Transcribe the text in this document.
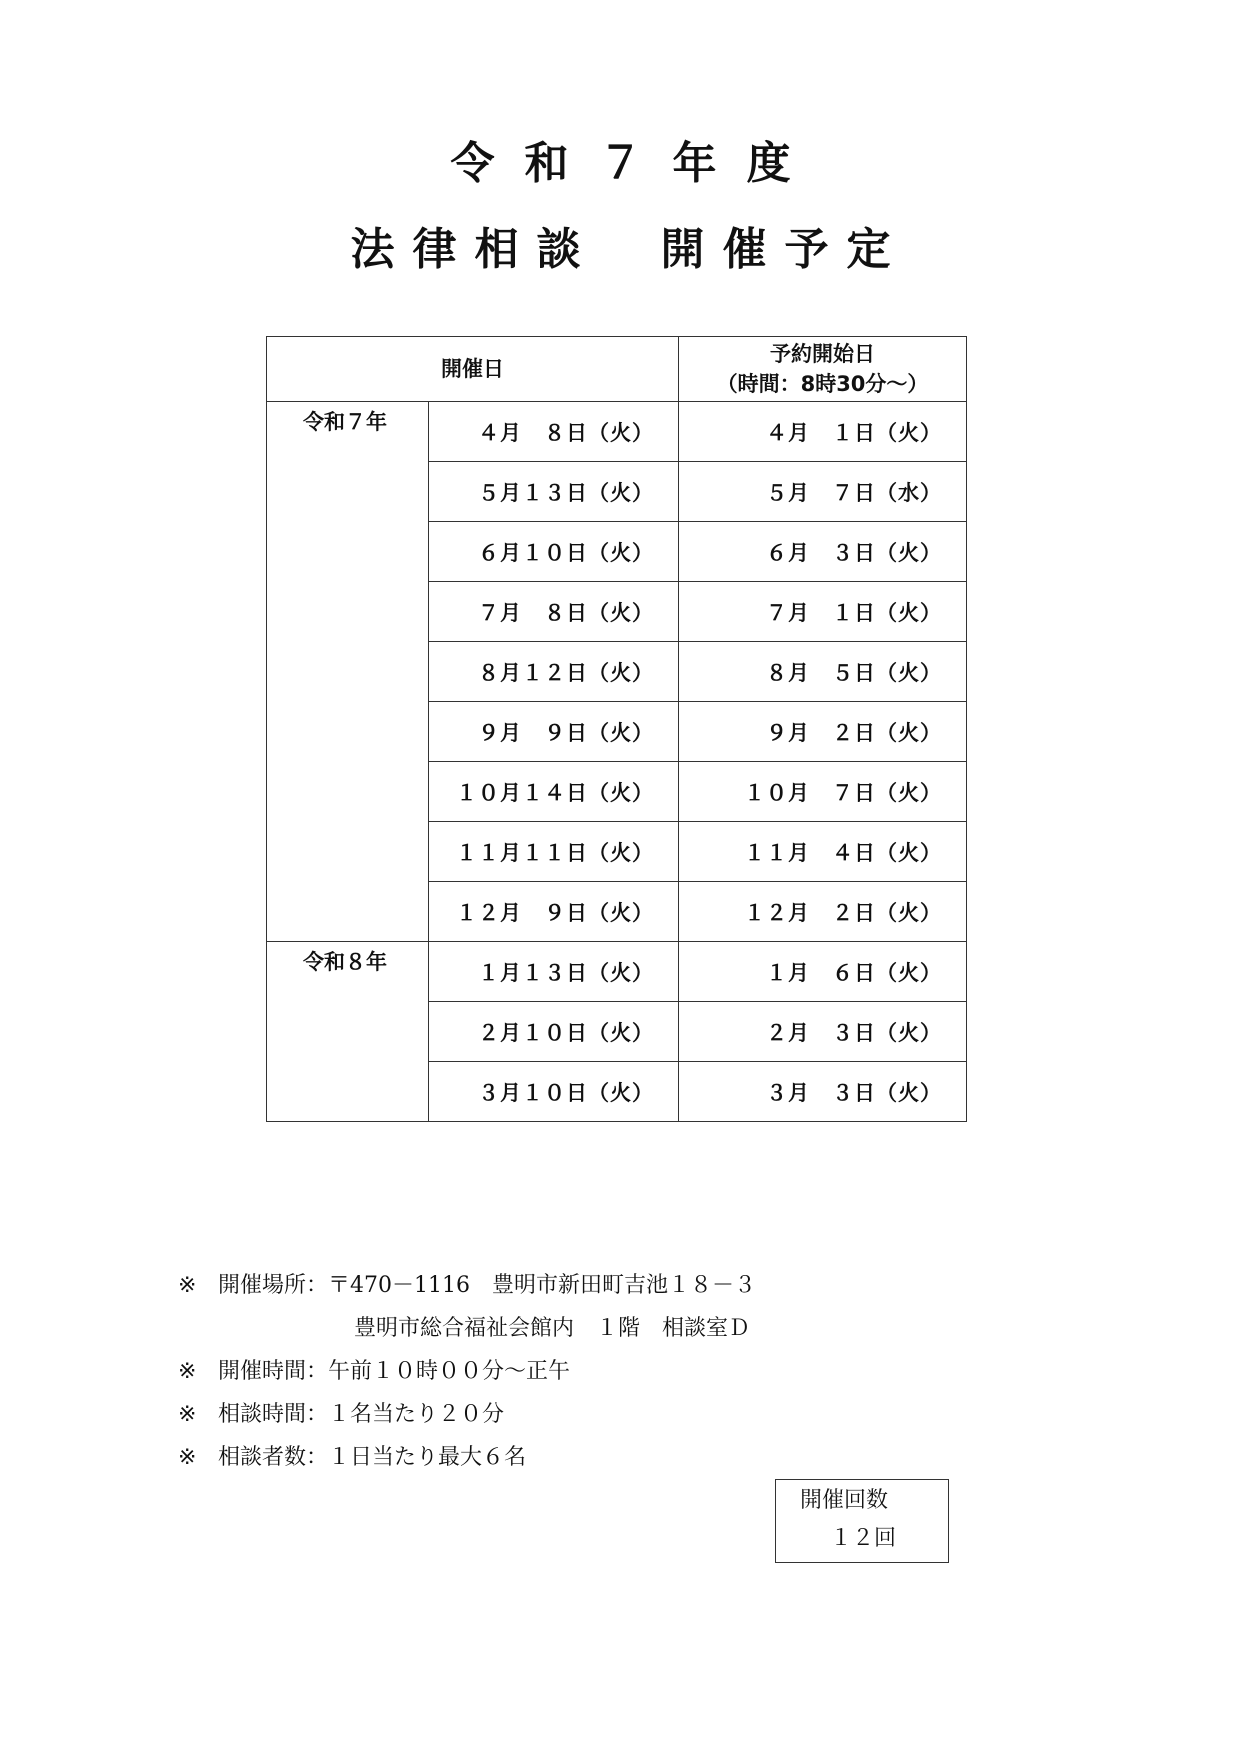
令和７年度
法律相談　開催予定
開催日		予約開始日
（時間：8時30分～）

令和７年	４月　８日（火）	４月　１日（火）
	５月１３日（火）	５月　７日（水）
	６月１０日（火）	６月　３日（火）
	７月　８日（火）	７月　１日（火）
	８月１２日（火）	８月　５日（火）
	９月　９日（火）	９月　２日（火）
	１０月１４日（火）	１０月　７日（火）
	１１月１１日（火）	１１月　４日（火）
	１２月　９日（火）	１２月　２日（火）
令和８年	１月１３日（火）	１月　６日（火）
	２月１０日（火）	２月　３日（火）
	３月１０日（火）	３月　３日（火）
※ 開催場所：〒470－1116　豊明市新田町吉池１８－３
豊明市総合福祉会館内　１階　相談室Ｄ
※ 開催時間：午前１０時００分～正午
※ 相談時間：１名当たり２０分
※ 相談者数：１日当たり最大６名
開催回数
１２回
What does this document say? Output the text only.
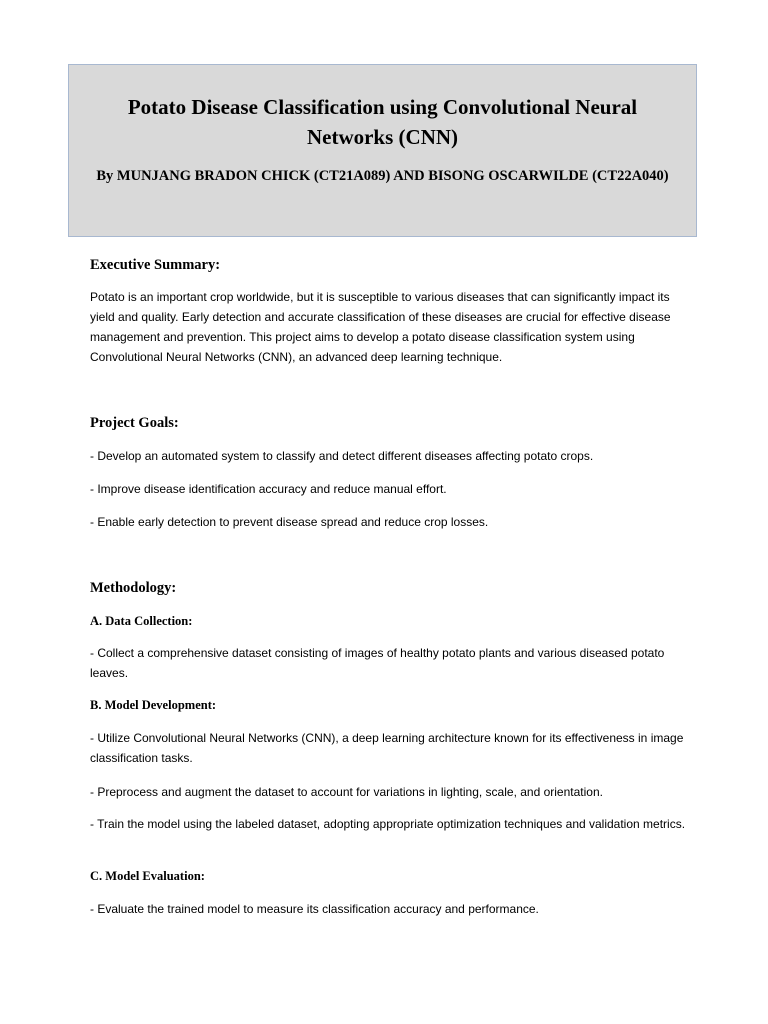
Potato Disease Classification using Convolutional Neural Networks (CNN)

By MUNJANG BRADON CHICK (CT21A089) AND BISONG OSCARWILDE (CT22A040)

Executive Summary:

Potato is an important crop worldwide, but it is susceptible to various diseases that can significantly impact its yield and quality. Early detection and accurate classification of these diseases are crucial for effective disease management and prevention. This project aims to develop a potato disease classification system using Convolutional Neural Networks (CNN), an advanced deep learning technique.

Project Goals:

- Develop an automated system to classify and detect different diseases affecting potato crops.

- Improve disease identification accuracy and reduce manual effort.

- Enable early detection to prevent disease spread and reduce crop losses.

Methodology:
A. Data Collection:

- Collect a comprehensive dataset consisting of images of healthy potato plants and various diseased potato leaves.

B. Model Development:

- Utilize Convolutional Neural Networks (CNN), a deep learning architecture known for its effectiveness in image classification tasks.

- Preprocess and augment the dataset to account for variations in lighting, scale, and orientation.

- Train the model using the labeled dataset, adopting appropriate optimization techniques and validation metrics.

C. Model Evaluation:

- Evaluate the trained model to measure its classification accuracy and performance.
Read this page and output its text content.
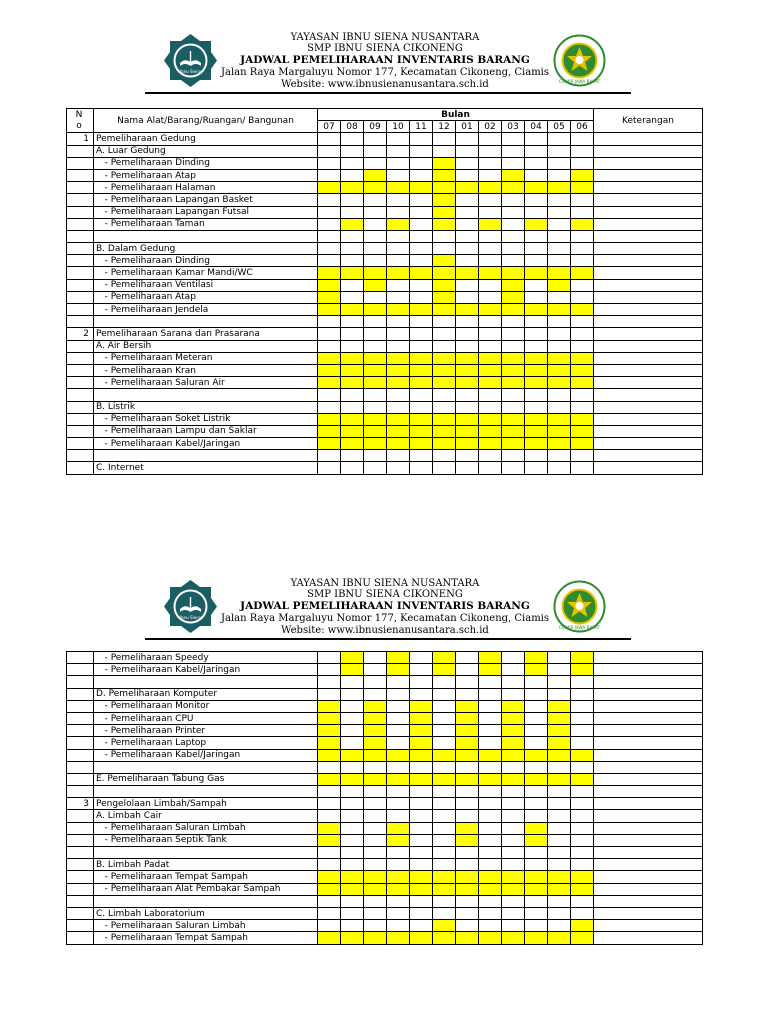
Ibnu Siena
YAYASAN IBNU SIENA NUSANTARA
SMP IBNU SIENA CIKONENG
JADWAL PEMELIHARAAN INVENTARIS BARANG
Jalan Raya Margaluyu Nomor 177, Kecamatan Cikoneng, Ciamis
Website: www.ibnusienanusantara.sch.id	CIAMIS JAWA BARAT
N
o	Nama Alat/Barang/Ruangan/ Bangunan	Bulan												Keterangan
		07	08	09	10	11	12	01	02	03	04	05	06	
1	Pemeliharaan Gedung													
	A. Luar Gedung													
	- Pemeliharaan Dinding													
	- Pemeliharaan Atap													
	- Pemeliharaan Halaman													
	- Pemeliharaan Lapangan Basket													
	- Pemeliharaan Lapangan Futsal													
	- Pemeliharaan Taman													

	B. Dalam Gedung													
	- Pemeliharaan Dinding													
	- Pemeliharaan Kamar Mandi/WC													
	- Pemeliharaan Ventilasi													
	- Pemeliharaan Atap													
	- Pemeliharaan Jendela													

2	Pemeliharaan Sarana dan Prasarana													
	A. Air Bersih													
	- Pemeliharaan Meteran													
	- Pemeliharaan Kran													
	- Pemeliharaan Saluran Air													

	B. Listrik													
	- Pemeliharaan Soket Listrik													
	- Pemeliharaan Lampu dan Saklar													
	- Pemeliharaan Kabel/Jaringan													

	C. Internet													
Ibnu Siena
YAYASAN IBNU SIENA NUSANTARA
SMP IBNU SIENA CIKONENG
JADWAL PEMELIHARAAN INVENTARIS BARANG
Jalan Raya Margaluyu Nomor 177, Kecamatan Cikoneng, Ciamis
Website: www.ibnusienanusantara.sch.id	CIAMIS JAWA BARAT
	- Pemeliharaan Speedy													
	- Pemeliharaan Kabel/Jaringan													

	D. Pemeliharaan Komputer													
	- Pemeliharaan Monitor													
	- Pemeliharaan CPU													
	- Pemeliharaan Printer													
	- Pemeliharaan Laptop													
	- Pemeliharaan Kabel/Jaringan													

	E. Pemeliharaan Tabung Gas													

3	Pengelolaan Limbah/Sampah													
	A. Limbah Cair													
	- Pemeliharaan Saluran Limbah													
	- Pemeliharaan Septik Tank													

	B. Limbah Padat													
	- Pemeliharaan Tempat Sampah													
	- Pemeliharaan Alat Pembakar Sampah													

	C. Limbah Laboratorium													
	- Pemeliharaan Saluran Limbah													
	- Pemeliharaan Tempat Sampah													
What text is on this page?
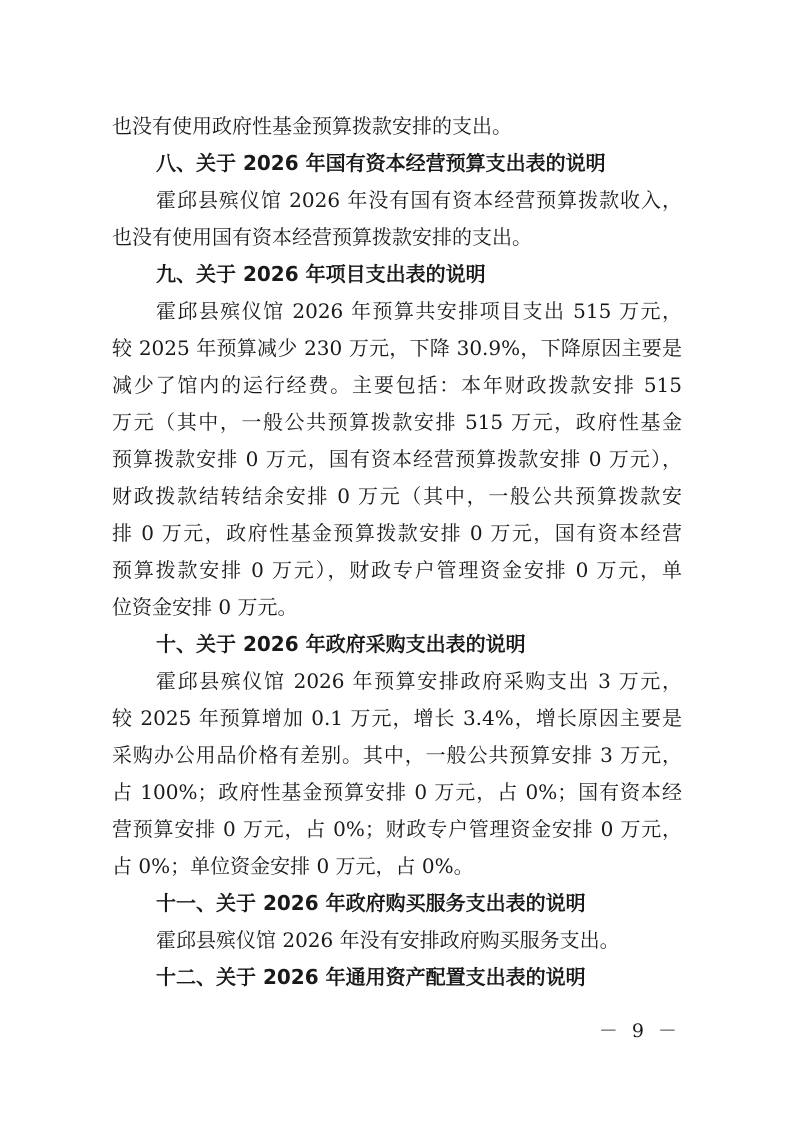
也没有使用政府性基金预算拨款安排的支出。
八、关于 2026 年国有资本经营预算支出表的说明
霍邱县殡仪馆 2026 年没有国有资本经营预算拨款收入，
也没有使用国有资本经营预算拨款安排的支出。
九、关于 2026 年项目支出表的说明
霍邱县殡仪馆 2026 年预算共安排项目支出 515 万元，
较 2025 年预算减少 230 万元，下降 30.9%，下降原因主要是
减少了馆内的运行经费。主要包括：本年财政拨款安排 515
万元（其中，一般公共预算拨款安排 515 万元，政府性基金
预算拨款安排 0 万元，国有资本经营预算拨款安排 0 万元），
财政拨款结转结余安排 0 万元（其中，一般公共预算拨款安
排 0 万元，政府性基金预算拨款安排 0 万元，国有资本经营
预算拨款安排 0 万元），财政专户管理资金安排 0 万元，单
位资金安排 0 万元。
十、关于 2026 年政府采购支出表的说明
霍邱县殡仪馆 2026 年预算安排政府采购支出 3 万元，
较 2025 年预算增加 0.1 万元，增长 3.4%，增长原因主要是
采购办公用品价格有差别。其中，一般公共预算安排 3 万元，
占 100%；政府性基金预算安排 0 万元，占 0%；国有资本经
营预算安排 0 万元，占 0%；财政专户管理资金安排 0 万元，
占 0%；单位资金安排 0 万元，占 0%。
十一、关于 2026 年政府购买服务支出表的说明
霍邱县殡仪馆 2026 年没有安排政府购买服务支出。
十二、关于 2026 年通用资产配置支出表的说明
－ 9 －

* **PROMPT**: Leave out the pictures and copy every record above exactly.

* **RESULT OF THE EXERCISE**:
Transcribe the text in this document.
令和７年度
法律相談　開催予定
開催日		予約開始日
（時間：8時30分～）

令和７年	４月　８日（火）	４月　１日（火）
	５月１３日（火）	５月　７日（水）
	６月１０日（火）	６月　３日（火）
	７月　８日（火）	７月　１日（火）
	８月１２日（火）	８月　５日（火）
	９月　９日（火）	９月　２日（火）
	１０月１４日（火）	１０月　７日（火）
	１１月１１日（火）	１１月　４日（火）
	１２月　９日（火）	１２月　２日（火）
令和８年	１月１３日（火）	１月　６日（火）
	２月１０日（火）	２月　３日（火）
	３月１０日（火）	３月　３日（火）
※ 開催場所：〒470－1116　豊明市新田町吉池１８－３
豊明市総合福祉会館内　１階　相談室Ｄ
※ 開催時間：午前１０時００分～正午
※ 相談時間：１名当たり２０分
※ 相談者数：１日当たり最大６名
開催回数
１２回
What does this document say? Output the text only.
Potato Disease Classification using Convolutional Neural Networks (CNN)

By MUNJANG BRADON CHICK (CT21A089) AND BISONG OSCARWILDE (CT22A040)

Executive Summary:

Potato is an important crop worldwide, but it is susceptible to various diseases that can significantly impact its yield and quality. Early detection and accurate classification of these diseases are crucial for effective disease management and prevention. This project aims to develop a potato disease classification system using Convolutional Neural Networks (CNN), an advanced deep learning technique.

Project Goals:

- Develop an automated system to classify and detect different diseases affecting potato crops.

- Improve disease identification accuracy and reduce manual effort.

- Enable early detection to prevent disease spread and reduce crop losses.

Methodology:
A. Data Collection:

- Collect a comprehensive dataset consisting of images of healthy potato plants and various diseased potato leaves.

B. Model Development:

- Utilize Convolutional Neural Networks (CNN), a deep learning architecture known for its effectiveness in image classification tasks.

- Preprocess and augment the dataset to account for variations in lighting, scale, and orientation.

- Train the model using the labeled dataset, adopting appropriate optimization techniques and validation metrics.

C. Model Evaluation:

- Evaluate the trained model to measure its classification accuracy and performance.
Read this page and output its text content.
Ibnu Siena
YAYASAN IBNU SIENA NUSANTARA
SMP IBNU SIENA CIKONENG
JADWAL PEMELIHARAAN INVENTARIS BARANG
Jalan Raya Margaluyu Nomor 177, Kecamatan Cikoneng, Ciamis
Website: www.ibnusienanusantara.sch.id	CIAMIS JAWA BARAT
N
o	Nama Alat/Barang/Ruangan/ Bangunan	Bulan												Keterangan
		07	08	09	10	11	12	01	02	03	04	05	06	
1	Pemeliharaan Gedung													
	A. Luar Gedung													
	- Pemeliharaan Dinding													
	- Pemeliharaan Atap													
	- Pemeliharaan Halaman													
	- Pemeliharaan Lapangan Basket													
	- Pemeliharaan Lapangan Futsal													
	- Pemeliharaan Taman													

	B. Dalam Gedung													
	- Pemeliharaan Dinding													
	- Pemeliharaan Kamar Mandi/WC													
	- Pemeliharaan Ventilasi													
	- Pemeliharaan Atap													
	- Pemeliharaan Jendela													

2	Pemeliharaan Sarana dan Prasarana													
	A. Air Bersih													
	- Pemeliharaan Meteran													
	- Pemeliharaan Kran													
	- Pemeliharaan Saluran Air													

	B. Listrik													
	- Pemeliharaan Soket Listrik													
	- Pemeliharaan Lampu dan Saklar													
	- Pemeliharaan Kabel/Jaringan													

	C. Internet													
Ibnu Siena
YAYASAN IBNU SIENA NUSANTARA
SMP IBNU SIENA CIKONENG
JADWAL PEMELIHARAAN INVENTARIS BARANG
Jalan Raya Margaluyu Nomor 177, Kecamatan Cikoneng, Ciamis
Website: www.ibnusienanusantara.sch.id	CIAMIS JAWA BARAT
	- Pemeliharaan Speedy													
	- Pemeliharaan Kabel/Jaringan													

	D. Pemeliharaan Komputer													
	- Pemeliharaan Monitor													
	- Pemeliharaan CPU													
	- Pemeliharaan Printer													
	- Pemeliharaan Laptop													
	- Pemeliharaan Kabel/Jaringan													

	E. Pemeliharaan Tabung Gas													

3	Pengelolaan Limbah/Sampah													
	A. Limbah Cair													
	- Pemeliharaan Saluran Limbah													
	- Pemeliharaan Septik Tank													

	B. Limbah Padat													
	- Pemeliharaan Tempat Sampah													
	- Pemeliharaan Alat Pembakar Sampah													

	C. Limbah Laboratorium													
	- Pemeliharaan Saluran Limbah													
	- Pemeliharaan Tempat Sampah													
What text is on this page?
也没有使用政府性基金预算拨款安排的支出。
八、关于 2026 年国有资本经营预算支出表的说明
霍邱县殡仪馆 2026 年没有国有资本经营预算拨款收入，
也没有使用国有资本经营预算拨款安排的支出。
九、关于 2026 年项目支出表的说明
霍邱县殡仪馆 2026 年预算共安排项目支出 515 万元，
较 2025 年预算减少 230 万元，下降 30.9%，下降原因主要是
减少了馆内的运行经费。主要包括：本年财政拨款安排 515
万元（其中，一般公共预算拨款安排 515 万元，政府性基金
预算拨款安排 0 万元，国有资本经营预算拨款安排 0 万元），
财政拨款结转结余安排 0 万元（其中，一般公共预算拨款安
排 0 万元，政府性基金预算拨款安排 0 万元，国有资本经营
预算拨款安排 0 万元），财政专户管理资金安排 0 万元，单
位资金安排 0 万元。
十、关于 2026 年政府采购支出表的说明
霍邱县殡仪馆 2026 年预算安排政府采购支出 3 万元，
较 2025 年预算增加 0.1 万元，增长 3.4%，增长原因主要是
采购办公用品价格有差别。其中，一般公共预算安排 3 万元，
占 100%；政府性基金预算安排 0 万元，占 0%；国有资本经
营预算安排 0 万元，占 0%；财政专户管理资金安排 0 万元，
占 0%；单位资金安排 0 万元，占 0%。
十一、关于 2026 年政府购买服务支出表的说明
霍邱县殡仪馆 2026 年没有安排政府购买服务支出。
十二、关于 2026 年通用资产配置支出表的说明
－ 9 －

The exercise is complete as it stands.